**WRITTEN PROBLEM**
All entries should be output exactly as they stand.
───── DATA LISTING
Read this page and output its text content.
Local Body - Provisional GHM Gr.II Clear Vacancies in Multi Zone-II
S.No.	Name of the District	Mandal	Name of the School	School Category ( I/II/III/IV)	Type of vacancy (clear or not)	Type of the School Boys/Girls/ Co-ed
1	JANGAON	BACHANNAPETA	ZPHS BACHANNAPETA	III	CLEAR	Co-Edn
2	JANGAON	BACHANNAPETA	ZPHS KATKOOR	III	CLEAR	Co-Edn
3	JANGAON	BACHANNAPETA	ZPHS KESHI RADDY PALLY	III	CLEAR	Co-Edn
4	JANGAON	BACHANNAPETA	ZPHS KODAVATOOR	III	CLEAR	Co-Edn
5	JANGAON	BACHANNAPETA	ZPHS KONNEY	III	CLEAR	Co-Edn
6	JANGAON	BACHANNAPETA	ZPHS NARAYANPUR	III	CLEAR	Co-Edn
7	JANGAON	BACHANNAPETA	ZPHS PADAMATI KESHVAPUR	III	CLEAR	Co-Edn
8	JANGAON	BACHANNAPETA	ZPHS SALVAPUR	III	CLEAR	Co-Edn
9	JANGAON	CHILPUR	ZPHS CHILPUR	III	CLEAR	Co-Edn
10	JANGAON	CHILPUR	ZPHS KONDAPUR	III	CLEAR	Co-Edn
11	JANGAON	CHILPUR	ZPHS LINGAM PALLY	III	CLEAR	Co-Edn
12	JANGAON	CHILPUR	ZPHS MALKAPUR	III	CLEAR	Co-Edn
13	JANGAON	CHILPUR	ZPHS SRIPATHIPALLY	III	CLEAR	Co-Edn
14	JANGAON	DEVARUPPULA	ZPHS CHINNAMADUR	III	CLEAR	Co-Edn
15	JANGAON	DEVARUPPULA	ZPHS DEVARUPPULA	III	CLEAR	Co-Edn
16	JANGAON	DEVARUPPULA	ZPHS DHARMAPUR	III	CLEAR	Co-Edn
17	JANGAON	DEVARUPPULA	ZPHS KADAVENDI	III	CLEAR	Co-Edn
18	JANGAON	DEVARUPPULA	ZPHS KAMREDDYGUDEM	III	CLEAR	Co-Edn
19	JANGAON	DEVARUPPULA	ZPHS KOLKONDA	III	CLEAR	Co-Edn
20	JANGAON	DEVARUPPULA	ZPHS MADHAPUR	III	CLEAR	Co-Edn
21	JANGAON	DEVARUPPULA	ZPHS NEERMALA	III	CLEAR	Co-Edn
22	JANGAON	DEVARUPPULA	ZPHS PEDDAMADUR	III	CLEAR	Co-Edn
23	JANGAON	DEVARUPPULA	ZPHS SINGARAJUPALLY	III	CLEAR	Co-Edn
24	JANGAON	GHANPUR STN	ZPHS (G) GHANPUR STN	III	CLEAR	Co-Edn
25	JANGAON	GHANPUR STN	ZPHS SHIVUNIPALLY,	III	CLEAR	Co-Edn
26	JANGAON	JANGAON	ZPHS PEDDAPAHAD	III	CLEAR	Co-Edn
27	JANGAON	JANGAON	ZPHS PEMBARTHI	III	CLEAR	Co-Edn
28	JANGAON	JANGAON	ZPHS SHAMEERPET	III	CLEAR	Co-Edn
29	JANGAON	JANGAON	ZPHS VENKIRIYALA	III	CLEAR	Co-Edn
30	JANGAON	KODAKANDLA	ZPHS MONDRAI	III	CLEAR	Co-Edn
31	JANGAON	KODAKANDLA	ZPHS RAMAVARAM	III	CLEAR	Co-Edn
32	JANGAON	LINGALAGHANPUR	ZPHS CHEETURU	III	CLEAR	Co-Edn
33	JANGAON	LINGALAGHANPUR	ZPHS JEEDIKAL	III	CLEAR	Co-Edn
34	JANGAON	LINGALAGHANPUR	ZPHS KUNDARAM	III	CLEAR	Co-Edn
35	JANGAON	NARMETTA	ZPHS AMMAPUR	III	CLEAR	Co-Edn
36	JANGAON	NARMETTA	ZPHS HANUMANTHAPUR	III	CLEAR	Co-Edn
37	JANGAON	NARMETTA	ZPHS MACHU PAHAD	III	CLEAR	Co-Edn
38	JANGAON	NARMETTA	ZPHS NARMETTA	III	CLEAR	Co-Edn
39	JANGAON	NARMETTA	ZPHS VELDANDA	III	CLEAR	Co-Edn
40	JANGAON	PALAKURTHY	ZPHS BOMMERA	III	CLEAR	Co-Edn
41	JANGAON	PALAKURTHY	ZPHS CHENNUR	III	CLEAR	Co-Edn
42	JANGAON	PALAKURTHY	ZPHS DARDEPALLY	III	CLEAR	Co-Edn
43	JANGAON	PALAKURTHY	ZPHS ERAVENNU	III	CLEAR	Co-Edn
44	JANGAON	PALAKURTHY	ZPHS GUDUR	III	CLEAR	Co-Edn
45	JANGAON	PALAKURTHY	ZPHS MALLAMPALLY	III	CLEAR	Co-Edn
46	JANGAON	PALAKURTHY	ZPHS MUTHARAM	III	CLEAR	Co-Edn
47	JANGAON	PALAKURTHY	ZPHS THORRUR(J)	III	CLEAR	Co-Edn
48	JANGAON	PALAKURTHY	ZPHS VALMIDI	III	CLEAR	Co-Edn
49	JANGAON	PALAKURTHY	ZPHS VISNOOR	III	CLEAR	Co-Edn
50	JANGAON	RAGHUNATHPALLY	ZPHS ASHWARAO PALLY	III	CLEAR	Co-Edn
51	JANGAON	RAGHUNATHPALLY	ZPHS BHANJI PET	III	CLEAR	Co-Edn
──────────
**ANSWER IN FULL**
Read this page and output its text content.
Local Body - Provisional GHM Gr.II Clear Vacancies in Multi Zone-II
S.No.	Name of the District	Mandal	Name of the School	School Category ( I/II/III/IV)	Type of vacancy (clear or not)	Type of the School Boys/Girls/ Co-ed
1	JANGAON	BACHANNAPETA	ZPHS BACHANNAPETA	III	CLEAR	Co-Edn
2	JANGAON	BACHANNAPETA	ZPHS KATKOOR	III	CLEAR	Co-Edn
3	JANGAON	BACHANNAPETA	ZPHS KESHI RADDY PALLY	III	CLEAR	Co-Edn
4	JANGAON	BACHANNAPETA	ZPHS KODAVATOOR	III	CLEAR	Co-Edn
5	JANGAON	BACHANNAPETA	ZPHS KONNEY	III	CLEAR	Co-Edn
6	JANGAON	BACHANNAPETA	ZPHS NARAYANPUR	III	CLEAR	Co-Edn
7	JANGAON	BACHANNAPETA	ZPHS PADAMATI KESHVAPUR	III	CLEAR	Co-Edn
8	JANGAON	BACHANNAPETA	ZPHS SALVAPUR	III	CLEAR	Co-Edn
9	JANGAON	CHILPUR	ZPHS CHILPUR	III	CLEAR	Co-Edn
10	JANGAON	CHILPUR	ZPHS KONDAPUR	III	CLEAR	Co-Edn
11	JANGAON	CHILPUR	ZPHS LINGAM PALLY	III	CLEAR	Co-Edn
12	JANGAON	CHILPUR	ZPHS MALKAPUR	III	CLEAR	Co-Edn
13	JANGAON	CHILPUR	ZPHS SRIPATHIPALLY	III	CLEAR	Co-Edn
14	JANGAON	DEVARUPPULA	ZPHS CHINNAMADUR	III	CLEAR	Co-Edn
15	JANGAON	DEVARUPPULA	ZPHS DEVARUPPULA	III	CLEAR	Co-Edn
16	JANGAON	DEVARUPPULA	ZPHS DHARMAPUR	III	CLEAR	Co-Edn
17	JANGAON	DEVARUPPULA	ZPHS KADAVENDI	III	CLEAR	Co-Edn
18	JANGAON	DEVARUPPULA	ZPHS KAMREDDYGUDEM	III	CLEAR	Co-Edn
19	JANGAON	DEVARUPPULA	ZPHS KOLKONDA	III	CLEAR	Co-Edn
20	JANGAON	DEVARUPPULA	ZPHS MADHAPUR	III	CLEAR	Co-Edn
21	JANGAON	DEVARUPPULA	ZPHS NEERMALA	III	CLEAR	Co-Edn
22	JANGAON	DEVARUPPULA	ZPHS PEDDAMADUR	III	CLEAR	Co-Edn
23	JANGAON	DEVARUPPULA	ZPHS SINGARAJUPALLY	III	CLEAR	Co-Edn
24	JANGAON	GHANPUR STN	ZPHS (G) GHANPUR STN	III	CLEAR	Co-Edn
25	JANGAON	GHANPUR STN	ZPHS SHIVUNIPALLY,	III	CLEAR	Co-Edn
26	JANGAON	JANGAON	ZPHS PEDDAPAHAD	III	CLEAR	Co-Edn
27	JANGAON	JANGAON	ZPHS PEMBARTHI	III	CLEAR	Co-Edn
28	JANGAON	JANGAON	ZPHS SHAMEERPET	III	CLEAR	Co-Edn
29	JANGAON	JANGAON	ZPHS VENKIRIYALA	III	CLEAR	Co-Edn
30	JANGAON	KODAKANDLA	ZPHS MONDRAI	III	CLEAR	Co-Edn
31	JANGAON	KODAKANDLA	ZPHS RAMAVARAM	III	CLEAR	Co-Edn
32	JANGAON	LINGALAGHANPUR	ZPHS CHEETURU	III	CLEAR	Co-Edn
33	JANGAON	LINGALAGHANPUR	ZPHS JEEDIKAL	III	CLEAR	Co-Edn
34	JANGAON	LINGALAGHANPUR	ZPHS KUNDARAM	III	CLEAR	Co-Edn
35	JANGAON	NARMETTA	ZPHS AMMAPUR	III	CLEAR	Co-Edn
36	JANGAON	NARMETTA	ZPHS HANUMANTHAPUR	III	CLEAR	Co-Edn
37	JANGAON	NARMETTA	ZPHS MACHU PAHAD	III	CLEAR	Co-Edn
38	JANGAON	NARMETTA	ZPHS NARMETTA	III	CLEAR	Co-Edn
39	JANGAON	NARMETTA	ZPHS VELDANDA	III	CLEAR	Co-Edn
40	JANGAON	PALAKURTHY	ZPHS BOMMERA	III	CLEAR	Co-Edn
41	JANGAON	PALAKURTHY	ZPHS CHENNUR	III	CLEAR	Co-Edn
42	JANGAON	PALAKURTHY	ZPHS DARDEPALLY	III	CLEAR	Co-Edn
43	JANGAON	PALAKURTHY	ZPHS ERAVENNU	III	CLEAR	Co-Edn
44	JANGAON	PALAKURTHY	ZPHS GUDUR	III	CLEAR	Co-Edn
45	JANGAON	PALAKURTHY	ZPHS MALLAMPALLY	III	CLEAR	Co-Edn
46	JANGAON	PALAKURTHY	ZPHS MUTHARAM	III	CLEAR	Co-Edn
47	JANGAON	PALAKURTHY	ZPHS THORRUR(J)	III	CLEAR	Co-Edn
48	JANGAON	PALAKURTHY	ZPHS VALMIDI	III	CLEAR	Co-Edn
49	JANGAON	PALAKURTHY	ZPHS VISNOOR	III	CLEAR	Co-Edn
50	JANGAON	RAGHUNATHPALLY	ZPHS ASHWARAO PALLY	III	CLEAR	Co-Edn
51	JANGAON	RAGHUNATHPALLY	ZPHS BHANJI PET	III	CLEAR	Co-Edn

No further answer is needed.